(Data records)
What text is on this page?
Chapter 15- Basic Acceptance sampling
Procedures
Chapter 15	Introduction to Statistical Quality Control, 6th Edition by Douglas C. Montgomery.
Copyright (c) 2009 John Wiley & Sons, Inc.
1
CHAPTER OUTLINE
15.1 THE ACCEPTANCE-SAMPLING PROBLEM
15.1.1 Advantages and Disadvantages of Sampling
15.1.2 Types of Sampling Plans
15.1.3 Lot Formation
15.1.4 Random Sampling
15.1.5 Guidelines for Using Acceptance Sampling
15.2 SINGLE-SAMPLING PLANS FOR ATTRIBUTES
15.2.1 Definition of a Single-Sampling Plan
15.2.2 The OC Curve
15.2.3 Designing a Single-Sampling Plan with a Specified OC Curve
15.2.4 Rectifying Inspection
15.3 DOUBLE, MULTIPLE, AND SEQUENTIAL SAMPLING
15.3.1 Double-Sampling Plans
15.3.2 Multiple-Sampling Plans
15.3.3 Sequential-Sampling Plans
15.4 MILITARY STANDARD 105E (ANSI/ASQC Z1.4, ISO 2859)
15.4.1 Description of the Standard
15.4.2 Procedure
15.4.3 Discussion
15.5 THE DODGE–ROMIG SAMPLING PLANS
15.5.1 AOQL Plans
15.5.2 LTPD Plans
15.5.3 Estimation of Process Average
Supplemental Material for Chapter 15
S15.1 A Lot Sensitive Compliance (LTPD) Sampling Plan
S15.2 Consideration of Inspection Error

The request:
Write the listing out again, exactly as shown above.

Worked solution:
What text is on this page?
Chapter 15- Basic Acceptance sampling
Procedures
Chapter 15	Introduction to Statistical Quality Control, 6th Edition by Douglas C. Montgomery.
Copyright (c) 2009 John Wiley & Sons, Inc.
1
CHAPTER OUTLINE
15.1 THE ACCEPTANCE-SAMPLING PROBLEM
15.1.1 Advantages and Disadvantages of Sampling
15.1.2 Types of Sampling Plans
15.1.3 Lot Formation
15.1.4 Random Sampling
15.1.5 Guidelines for Using Acceptance Sampling
15.2 SINGLE-SAMPLING PLANS FOR ATTRIBUTES
15.2.1 Definition of a Single-Sampling Plan
15.2.2 The OC Curve
15.2.3 Designing a Single-Sampling Plan with a Specified OC Curve
15.2.4 Rectifying Inspection
15.3 DOUBLE, MULTIPLE, AND SEQUENTIAL SAMPLING
15.3.1 Double-Sampling Plans
15.3.2 Multiple-Sampling Plans
15.3.3 Sequential-Sampling Plans
15.4 MILITARY STANDARD 105E (ANSI/ASQC Z1.4, ISO 2859)
15.4.1 Description of the Standard
15.4.2 Procedure
15.4.3 Discussion
15.5 THE DODGE–ROMIG SAMPLING PLANS
15.5.1 AOQL Plans
15.5.2 LTPD Plans
15.5.3 Estimation of Process Average
Supplemental Material for Chapter 15
S15.1 A Lot Sensitive Compliance (LTPD) Sampling Plan
S15.2 Consideration of Inspection Error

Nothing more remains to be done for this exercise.